▶ _INPUT ROWS_
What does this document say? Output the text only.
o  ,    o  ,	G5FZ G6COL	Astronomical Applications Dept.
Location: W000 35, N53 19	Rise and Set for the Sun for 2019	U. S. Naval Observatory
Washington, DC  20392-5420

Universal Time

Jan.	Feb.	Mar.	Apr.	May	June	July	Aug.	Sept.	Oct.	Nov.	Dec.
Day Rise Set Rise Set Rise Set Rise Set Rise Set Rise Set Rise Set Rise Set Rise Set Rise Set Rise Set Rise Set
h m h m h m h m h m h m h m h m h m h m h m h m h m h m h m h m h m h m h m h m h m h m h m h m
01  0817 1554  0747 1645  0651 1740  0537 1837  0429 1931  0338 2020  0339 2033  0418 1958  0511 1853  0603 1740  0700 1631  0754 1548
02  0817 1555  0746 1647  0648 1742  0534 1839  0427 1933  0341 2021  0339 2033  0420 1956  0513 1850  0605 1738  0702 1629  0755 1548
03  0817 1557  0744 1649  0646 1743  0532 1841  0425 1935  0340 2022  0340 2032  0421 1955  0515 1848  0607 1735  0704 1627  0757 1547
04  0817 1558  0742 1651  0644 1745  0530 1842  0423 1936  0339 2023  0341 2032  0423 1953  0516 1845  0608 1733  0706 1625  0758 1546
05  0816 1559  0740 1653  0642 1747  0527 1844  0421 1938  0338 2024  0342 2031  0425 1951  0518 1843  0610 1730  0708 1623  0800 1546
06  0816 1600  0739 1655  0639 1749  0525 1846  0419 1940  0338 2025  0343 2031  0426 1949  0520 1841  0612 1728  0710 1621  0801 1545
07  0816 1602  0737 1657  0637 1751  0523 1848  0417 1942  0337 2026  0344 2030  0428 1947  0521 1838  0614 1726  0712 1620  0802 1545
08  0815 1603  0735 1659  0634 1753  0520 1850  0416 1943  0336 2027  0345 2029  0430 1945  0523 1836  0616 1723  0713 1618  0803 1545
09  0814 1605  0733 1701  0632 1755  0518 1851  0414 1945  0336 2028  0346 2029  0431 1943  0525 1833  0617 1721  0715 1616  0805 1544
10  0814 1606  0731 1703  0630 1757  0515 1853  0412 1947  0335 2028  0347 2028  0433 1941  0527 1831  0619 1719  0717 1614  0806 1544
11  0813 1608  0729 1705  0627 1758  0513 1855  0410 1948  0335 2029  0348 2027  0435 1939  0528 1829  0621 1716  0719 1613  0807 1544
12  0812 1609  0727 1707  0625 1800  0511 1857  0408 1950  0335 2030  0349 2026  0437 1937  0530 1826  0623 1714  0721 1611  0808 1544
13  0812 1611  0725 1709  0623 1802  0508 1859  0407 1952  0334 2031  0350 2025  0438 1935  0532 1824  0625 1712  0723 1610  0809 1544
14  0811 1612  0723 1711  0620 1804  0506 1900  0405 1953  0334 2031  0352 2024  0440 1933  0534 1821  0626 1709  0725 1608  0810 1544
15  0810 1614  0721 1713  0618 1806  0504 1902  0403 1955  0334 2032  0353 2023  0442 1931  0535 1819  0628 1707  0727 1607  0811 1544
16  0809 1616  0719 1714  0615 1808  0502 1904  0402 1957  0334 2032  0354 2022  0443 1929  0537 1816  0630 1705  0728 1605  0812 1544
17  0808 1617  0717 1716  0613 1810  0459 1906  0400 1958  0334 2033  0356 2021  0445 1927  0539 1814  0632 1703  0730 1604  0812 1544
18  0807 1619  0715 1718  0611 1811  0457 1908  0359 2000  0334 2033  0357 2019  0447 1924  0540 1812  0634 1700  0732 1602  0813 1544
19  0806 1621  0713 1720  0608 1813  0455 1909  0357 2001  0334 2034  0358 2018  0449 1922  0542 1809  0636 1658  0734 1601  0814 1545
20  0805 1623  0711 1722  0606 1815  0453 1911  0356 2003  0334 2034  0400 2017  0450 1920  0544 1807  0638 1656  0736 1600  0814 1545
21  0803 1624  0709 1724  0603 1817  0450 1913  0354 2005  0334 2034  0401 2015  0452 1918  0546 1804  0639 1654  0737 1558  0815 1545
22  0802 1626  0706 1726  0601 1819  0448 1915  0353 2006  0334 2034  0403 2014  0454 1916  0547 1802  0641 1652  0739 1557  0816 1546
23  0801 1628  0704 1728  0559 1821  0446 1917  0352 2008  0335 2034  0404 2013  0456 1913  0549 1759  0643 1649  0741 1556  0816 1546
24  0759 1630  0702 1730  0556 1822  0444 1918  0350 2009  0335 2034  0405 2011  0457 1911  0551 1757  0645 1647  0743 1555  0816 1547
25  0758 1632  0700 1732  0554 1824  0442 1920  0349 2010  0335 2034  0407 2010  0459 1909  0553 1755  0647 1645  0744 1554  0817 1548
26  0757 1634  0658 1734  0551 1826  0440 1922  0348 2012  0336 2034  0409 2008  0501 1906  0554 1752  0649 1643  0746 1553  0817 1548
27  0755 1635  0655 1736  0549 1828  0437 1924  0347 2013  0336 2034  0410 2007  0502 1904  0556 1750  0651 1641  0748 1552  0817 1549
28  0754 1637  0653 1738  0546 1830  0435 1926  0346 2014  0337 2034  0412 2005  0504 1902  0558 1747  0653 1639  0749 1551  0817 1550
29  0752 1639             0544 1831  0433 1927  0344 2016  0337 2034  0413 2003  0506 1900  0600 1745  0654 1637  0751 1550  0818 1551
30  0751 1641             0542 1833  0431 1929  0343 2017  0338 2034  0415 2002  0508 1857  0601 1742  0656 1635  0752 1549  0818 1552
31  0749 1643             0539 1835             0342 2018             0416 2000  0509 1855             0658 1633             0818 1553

▶ _WHAT YOU SHOULD DO_
Please output every record, keeping each line exact.

▶ _FULL RESPONSE_
What does this document say? Output the text only.
o  ,    o  ,	G5FZ G6COL	Astronomical Applications Dept.
Location: W000 35, N53 19	Rise and Set for the Sun for 2019	U. S. Naval Observatory
Washington, DC  20392-5420

Universal Time

Jan.	Feb.	Mar.	Apr.	May	June	July	Aug.	Sept.	Oct.	Nov.	Dec.
Day Rise Set Rise Set Rise Set Rise Set Rise Set Rise Set Rise Set Rise Set Rise Set Rise Set Rise Set Rise Set
h m h m h m h m h m h m h m h m h m h m h m h m h m h m h m h m h m h m h m h m h m h m h m h m
01  0817 1554  0747 1645  0651 1740  0537 1837  0429 1931  0338 2020  0339 2033  0418 1958  0511 1853  0603 1740  0700 1631  0754 1548
02  0817 1555  0746 1647  0648 1742  0534 1839  0427 1933  0341 2021  0339 2033  0420 1956  0513 1850  0605 1738  0702 1629  0755 1548
03  0817 1557  0744 1649  0646 1743  0532 1841  0425 1935  0340 2022  0340 2032  0421 1955  0515 1848  0607 1735  0704 1627  0757 1547
04  0817 1558  0742 1651  0644 1745  0530 1842  0423 1936  0339 2023  0341 2032  0423 1953  0516 1845  0608 1733  0706 1625  0758 1546
05  0816 1559  0740 1653  0642 1747  0527 1844  0421 1938  0338 2024  0342 2031  0425 1951  0518 1843  0610 1730  0708 1623  0800 1546
06  0816 1600  0739 1655  0639 1749  0525 1846  0419 1940  0338 2025  0343 2031  0426 1949  0520 1841  0612 1728  0710 1621  0801 1545
07  0816 1602  0737 1657  0637 1751  0523 1848  0417 1942  0337 2026  0344 2030  0428 1947  0521 1838  0614 1726  0712 1620  0802 1545
08  0815 1603  0735 1659  0634 1753  0520 1850  0416 1943  0336 2027  0345 2029  0430 1945  0523 1836  0616 1723  0713 1618  0803 1545
09  0814 1605  0733 1701  0632 1755  0518 1851  0414 1945  0336 2028  0346 2029  0431 1943  0525 1833  0617 1721  0715 1616  0805 1544
10  0814 1606  0731 1703  0630 1757  0515 1853  0412 1947  0335 2028  0347 2028  0433 1941  0527 1831  0619 1719  0717 1614  0806 1544
11  0813 1608  0729 1705  0627 1758  0513 1855  0410 1948  0335 2029  0348 2027  0435 1939  0528 1829  0621 1716  0719 1613  0807 1544
12  0812 1609  0727 1707  0625 1800  0511 1857  0408 1950  0335 2030  0349 2026  0437 1937  0530 1826  0623 1714  0721 1611  0808 1544
13  0812 1611  0725 1709  0623 1802  0508 1859  0407 1952  0334 2031  0350 2025  0438 1935  0532 1824  0625 1712  0723 1610  0809 1544
14  0811 1612  0723 1711  0620 1804  0506 1900  0405 1953  0334 2031  0352 2024  0440 1933  0534 1821  0626 1709  0725 1608  0810 1544
15  0810 1614  0721 1713  0618 1806  0504 1902  0403 1955  0334 2032  0353 2023  0442 1931  0535 1819  0628 1707  0727 1607  0811 1544
16  0809 1616  0719 1714  0615 1808  0502 1904  0402 1957  0334 2032  0354 2022  0443 1929  0537 1816  0630 1705  0728 1605  0812 1544
17  0808 1617  0717 1716  0613 1810  0459 1906  0400 1958  0334 2033  0356 2021  0445 1927  0539 1814  0632 1703  0730 1604  0812 1544
18  0807 1619  0715 1718  0611 1811  0457 1908  0359 2000  0334 2033  0357 2019  0447 1924  0540 1812  0634 1700  0732 1602  0813 1544
19  0806 1621  0713 1720  0608 1813  0455 1909  0357 2001  0334 2034  0358 2018  0449 1922  0542 1809  0636 1658  0734 1601  0814 1545
20  0805 1623  0711 1722  0606 1815  0453 1911  0356 2003  0334 2034  0400 2017  0450 1920  0544 1807  0638 1656  0736 1600  0814 1545
21  0803 1624  0709 1724  0603 1817  0450 1913  0354 2005  0334 2034  0401 2015  0452 1918  0546 1804  0639 1654  0737 1558  0815 1545
22  0802 1626  0706 1726  0601 1819  0448 1915  0353 2006  0334 2034  0403 2014  0454 1916  0547 1802  0641 1652  0739 1557  0816 1546
23  0801 1628  0704 1728  0559 1821  0446 1917  0352 2008  0335 2034  0404 2013  0456 1913  0549 1759  0643 1649  0741 1556  0816 1546
24  0759 1630  0702 1730  0556 1822  0444 1918  0350 2009  0335 2034  0405 2011  0457 1911  0551 1757  0645 1647  0743 1555  0816 1547
25  0758 1632  0700 1732  0554 1824  0442 1920  0349 2010  0335 2034  0407 2010  0459 1909  0553 1755  0647 1645  0744 1554  0817 1548
26  0757 1634  0658 1734  0551 1826  0440 1922  0348 2012  0336 2034  0409 2008  0501 1906  0554 1752  0649 1643  0746 1553  0817 1548
27  0755 1635  0655 1736  0549 1828  0437 1924  0347 2013  0336 2034  0410 2007  0502 1904  0556 1750  0651 1641  0748 1552  0817 1549
28  0754 1637  0653 1738  0546 1830  0435 1926  0346 2014  0337 2034  0412 2005  0504 1902  0558 1747  0653 1639  0749 1551  0817 1550
29  0752 1639             0544 1831  0433 1927  0344 2016  0337 2034  0413 2003  0506 1900  0600 1745  0654 1637  0751 1550  0818 1551
30  0751 1641             0542 1833  0431 1929  0343 2017  0338 2034  0415 2002  0508 1857  0601 1742  0656 1635  0752 1549  0818 1552
31  0749 1643             0539 1835             0342 2018             0416 2000  0509 1855             0658 1633             0818 1553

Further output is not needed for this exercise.